REQUIRED WORK -> Without including the pictures, copy out every line below.

══ GIVEN DATA

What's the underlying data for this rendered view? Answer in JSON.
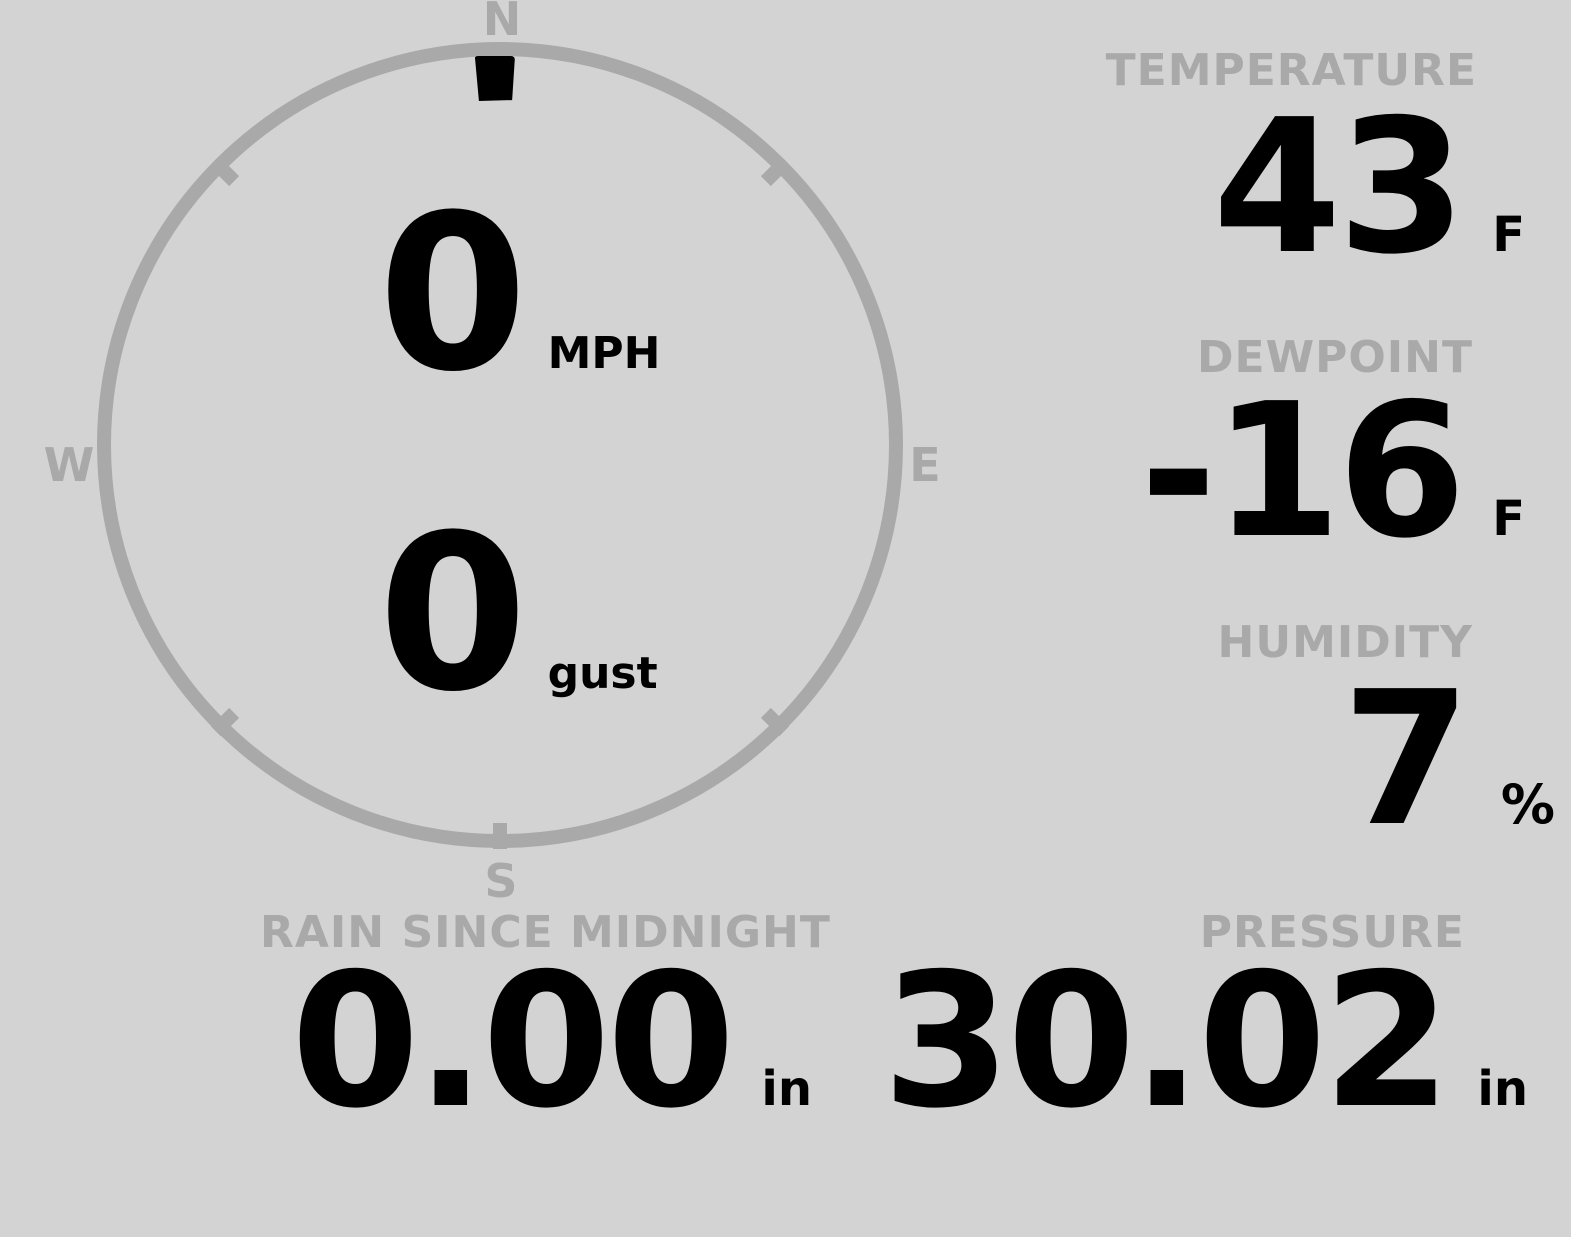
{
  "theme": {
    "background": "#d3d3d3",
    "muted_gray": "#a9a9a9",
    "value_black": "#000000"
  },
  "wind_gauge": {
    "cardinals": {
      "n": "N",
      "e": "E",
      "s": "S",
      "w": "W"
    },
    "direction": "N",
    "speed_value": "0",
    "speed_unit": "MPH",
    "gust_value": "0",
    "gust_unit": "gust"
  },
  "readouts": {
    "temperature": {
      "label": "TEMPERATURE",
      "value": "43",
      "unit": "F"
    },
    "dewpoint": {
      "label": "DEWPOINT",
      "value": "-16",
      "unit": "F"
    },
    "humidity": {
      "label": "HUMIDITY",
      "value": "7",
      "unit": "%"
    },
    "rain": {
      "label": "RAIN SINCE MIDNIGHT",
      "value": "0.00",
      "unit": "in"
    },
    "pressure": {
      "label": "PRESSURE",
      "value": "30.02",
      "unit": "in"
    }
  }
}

════

THE SOLUTION ->
What's the underlying data for this rendered view? Answer in JSON.
{
  "theme": {
    "background": "#d3d3d3",
    "muted_gray": "#a9a9a9",
    "value_black": "#000000"
  },
  "wind_gauge": {
    "cardinals": {
      "n": "N",
      "e": "E",
      "s": "S",
      "w": "W"
    },
    "direction": "N",
    "speed_value": "0",
    "speed_unit": "MPH",
    "gust_value": "0",
    "gust_unit": "gust"
  },
  "readouts": {
    "temperature": {
      "label": "TEMPERATURE",
      "value": "43",
      "unit": "F"
    },
    "dewpoint": {
      "label": "DEWPOINT",
      "value": "-16",
      "unit": "F"
    },
    "humidity": {
      "label": "HUMIDITY",
      "value": "7",
      "unit": "%"
    },
    "rain": {
      "label": "RAIN SINCE MIDNIGHT",
      "value": "0.00",
      "unit": "in"
    },
    "pressure": {
      "label": "PRESSURE",
      "value": "30.02",
      "unit": "in"
    }
  }
}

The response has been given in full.